→ Exercise: Copy every line of the data exactly, leaving nothing out.

→ Material for the task:
------------------------------------------------------------
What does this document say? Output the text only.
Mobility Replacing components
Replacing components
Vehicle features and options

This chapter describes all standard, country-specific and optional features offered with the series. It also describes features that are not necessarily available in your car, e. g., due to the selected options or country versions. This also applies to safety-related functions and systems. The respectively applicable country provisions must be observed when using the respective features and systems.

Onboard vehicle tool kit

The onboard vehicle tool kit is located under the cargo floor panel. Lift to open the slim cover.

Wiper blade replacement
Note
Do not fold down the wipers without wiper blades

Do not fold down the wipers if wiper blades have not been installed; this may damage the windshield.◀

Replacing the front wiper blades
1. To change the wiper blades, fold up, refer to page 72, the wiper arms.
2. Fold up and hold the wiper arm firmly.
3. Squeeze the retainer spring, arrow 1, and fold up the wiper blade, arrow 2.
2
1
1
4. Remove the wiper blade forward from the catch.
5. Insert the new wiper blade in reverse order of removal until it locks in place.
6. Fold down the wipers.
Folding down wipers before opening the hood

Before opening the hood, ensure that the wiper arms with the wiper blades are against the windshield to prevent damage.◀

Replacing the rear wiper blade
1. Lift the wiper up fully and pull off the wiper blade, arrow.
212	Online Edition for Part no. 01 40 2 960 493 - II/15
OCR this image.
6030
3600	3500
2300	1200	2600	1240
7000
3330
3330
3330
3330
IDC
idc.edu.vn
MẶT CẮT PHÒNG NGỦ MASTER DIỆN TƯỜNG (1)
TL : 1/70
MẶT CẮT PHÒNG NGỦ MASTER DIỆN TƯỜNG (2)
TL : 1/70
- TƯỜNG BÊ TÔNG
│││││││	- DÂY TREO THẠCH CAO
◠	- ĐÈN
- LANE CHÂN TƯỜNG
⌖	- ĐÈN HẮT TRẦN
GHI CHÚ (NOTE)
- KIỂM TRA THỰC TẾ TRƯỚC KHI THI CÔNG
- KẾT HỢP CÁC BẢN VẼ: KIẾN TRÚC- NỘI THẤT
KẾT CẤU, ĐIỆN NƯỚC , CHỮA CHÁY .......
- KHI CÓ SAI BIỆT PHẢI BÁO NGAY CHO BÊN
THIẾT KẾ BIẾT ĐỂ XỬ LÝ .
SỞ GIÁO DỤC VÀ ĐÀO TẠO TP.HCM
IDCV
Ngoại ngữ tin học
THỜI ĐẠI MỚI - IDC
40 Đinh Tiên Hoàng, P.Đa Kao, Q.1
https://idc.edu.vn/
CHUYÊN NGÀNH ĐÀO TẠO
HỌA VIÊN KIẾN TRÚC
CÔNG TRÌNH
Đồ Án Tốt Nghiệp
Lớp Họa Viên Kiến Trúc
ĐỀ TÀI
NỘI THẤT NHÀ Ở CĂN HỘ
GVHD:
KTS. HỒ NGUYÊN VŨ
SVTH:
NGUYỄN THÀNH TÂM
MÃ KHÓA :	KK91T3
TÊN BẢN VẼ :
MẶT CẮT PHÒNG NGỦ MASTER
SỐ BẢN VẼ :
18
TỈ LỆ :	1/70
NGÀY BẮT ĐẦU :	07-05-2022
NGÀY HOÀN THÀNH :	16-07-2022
------------------------------------------------------------
→ Correct answer:
What does this document say? Output the text only.
Mobility Replacing components
Replacing components
Vehicle features and options

This chapter describes all standard, country-specific and optional features offered with the series. It also describes features that are not necessarily available in your car, e. g., due to the selected options or country versions. This also applies to safety-related functions and systems. The respectively applicable country provisions must be observed when using the respective features and systems.

Onboard vehicle tool kit

The onboard vehicle tool kit is located under the cargo floor panel. Lift to open the slim cover.

Wiper blade replacement
Note
Do not fold down the wipers without wiper blades

Do not fold down the wipers if wiper blades have not been installed; this may damage the windshield.◀

Replacing the front wiper blades
1. To change the wiper blades, fold up, refer to page 72, the wiper arms.
2. Fold up and hold the wiper arm firmly.
3. Squeeze the retainer spring, arrow 1, and fold up the wiper blade, arrow 2.
2
1
1
4. Remove the wiper blade forward from the catch.
5. Insert the new wiper blade in reverse order of removal until it locks in place.
6. Fold down the wipers.
Folding down wipers before opening the hood

Before opening the hood, ensure that the wiper arms with the wiper blades are against the windshield to prevent damage.◀

Replacing the rear wiper blade
1. Lift the wiper up fully and pull off the wiper blade, arrow.
212	Online Edition for Part no. 01 40 2 960 493 - II/15
OCR this image.
6030
3600	3500
2300	1200	2600	1240
7000
3330
3330
3330
3330
IDC
idc.edu.vn
MẶT CẮT PHÒNG NGỦ MASTER DIỆN TƯỜNG (1)
TL : 1/70
MẶT CẮT PHÒNG NGỦ MASTER DIỆN TƯỜNG (2)
TL : 1/70
- TƯỜNG BÊ TÔNG
│││││││	- DÂY TREO THẠCH CAO
◠	- ĐÈN
- LANE CHÂN TƯỜNG
⌖	- ĐÈN HẮT TRẦN
GHI CHÚ (NOTE)
- KIỂM TRA THỰC TẾ TRƯỚC KHI THI CÔNG
- KẾT HỢP CÁC BẢN VẼ: KIẾN TRÚC- NỘI THẤT
KẾT CẤU, ĐIỆN NƯỚC , CHỮA CHÁY .......
- KHI CÓ SAI BIỆT PHẢI BÁO NGAY CHO BÊN
THIẾT KẾ BIẾT ĐỂ XỬ LÝ .
SỞ GIÁO DỤC VÀ ĐÀO TẠO TP.HCM
IDCV
Ngoại ngữ tin học
THỜI ĐẠI MỚI - IDC
40 Đinh Tiên Hoàng, P.Đa Kao, Q.1
https://idc.edu.vn/
CHUYÊN NGÀNH ĐÀO TẠO
HỌA VIÊN KIẾN TRÚC
CÔNG TRÌNH
Đồ Án Tốt Nghiệp
Lớp Họa Viên Kiến Trúc
ĐỀ TÀI
NỘI THẤT NHÀ Ở CĂN HỘ
GVHD:
KTS. HỒ NGUYÊN VŨ
SVTH:
NGUYỄN THÀNH TÂM
MÃ KHÓA :	KK91T3
TÊN BẢN VẼ :
MẶT CẮT PHÒNG NGỦ MASTER
SỐ BẢN VẼ :
18
TỈ LỆ :	1/70
NGÀY BẮT ĐẦU :	07-05-2022
NGÀY HOÀN THÀNH :	16-07-2022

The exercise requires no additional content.